Set problem
Go through the entries below and count the lines holding the word "been". Reply with only the number, please.

Data excerpts:
________________

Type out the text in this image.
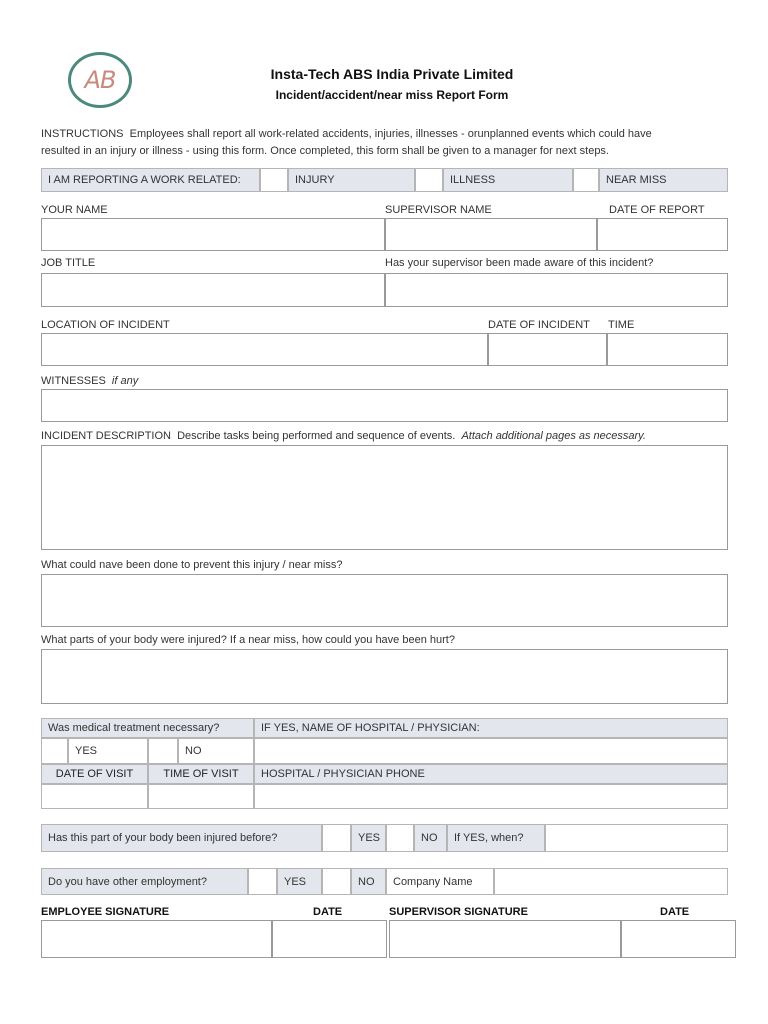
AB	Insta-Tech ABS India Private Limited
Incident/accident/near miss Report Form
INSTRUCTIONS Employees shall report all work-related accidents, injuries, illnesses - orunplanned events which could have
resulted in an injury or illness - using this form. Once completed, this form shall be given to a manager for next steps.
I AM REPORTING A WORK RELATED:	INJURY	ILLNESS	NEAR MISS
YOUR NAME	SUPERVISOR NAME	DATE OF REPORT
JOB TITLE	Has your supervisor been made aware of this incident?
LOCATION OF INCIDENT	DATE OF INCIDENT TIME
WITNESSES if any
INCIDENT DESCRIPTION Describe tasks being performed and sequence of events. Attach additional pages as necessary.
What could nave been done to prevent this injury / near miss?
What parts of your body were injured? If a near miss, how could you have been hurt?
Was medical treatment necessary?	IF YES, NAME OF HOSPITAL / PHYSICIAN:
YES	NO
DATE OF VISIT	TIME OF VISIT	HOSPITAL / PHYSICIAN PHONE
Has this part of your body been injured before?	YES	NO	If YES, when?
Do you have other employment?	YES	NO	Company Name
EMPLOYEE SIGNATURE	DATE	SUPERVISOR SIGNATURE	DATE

________________

Written solution
4